Retype the whole listing below, character for character.

DATA LISTING
____________

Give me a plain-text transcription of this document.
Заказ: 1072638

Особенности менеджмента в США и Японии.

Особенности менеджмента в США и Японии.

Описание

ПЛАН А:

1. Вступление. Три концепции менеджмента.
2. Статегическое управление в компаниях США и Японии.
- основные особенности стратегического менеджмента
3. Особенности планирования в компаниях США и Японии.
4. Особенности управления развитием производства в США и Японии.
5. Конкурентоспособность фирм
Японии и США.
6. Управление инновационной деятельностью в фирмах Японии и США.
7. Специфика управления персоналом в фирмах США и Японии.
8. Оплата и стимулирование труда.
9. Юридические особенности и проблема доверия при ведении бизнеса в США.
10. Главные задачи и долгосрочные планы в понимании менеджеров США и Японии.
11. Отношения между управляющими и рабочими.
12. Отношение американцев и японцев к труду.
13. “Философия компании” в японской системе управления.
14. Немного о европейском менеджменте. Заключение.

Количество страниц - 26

____________

SOLUTION
Give me a plain-text transcription of this document.
Заказ: 1072638

Особенности менеджмента в США и Японии.

Особенности менеджмента в США и Японии.

Описание

ПЛАН А:

1. Вступление. Три концепции менеджмента.
2. Статегическое управление в компаниях США и Японии.
- основные особенности стратегического менеджмента
3. Особенности планирования в компаниях США и Японии.
4. Особенности управления развитием производства в США и Японии.
5. Конкурентоспособность фирм
Японии и США.
6. Управление инновационной деятельностью в фирмах Японии и США.
7. Специфика управления персоналом в фирмах США и Японии.
8. Оплата и стимулирование труда.
9. Юридические особенности и проблема доверия при ведении бизнеса в США.
10. Главные задачи и долгосрочные планы в понимании менеджеров США и Японии.
11. Отношения между управляющими и рабочими.
12. Отношение американцев и японцев к труду.
13. “Философия компании” в японской системе управления.
14. Немного о европейском менеджменте. Заключение.

Количество страниц - 26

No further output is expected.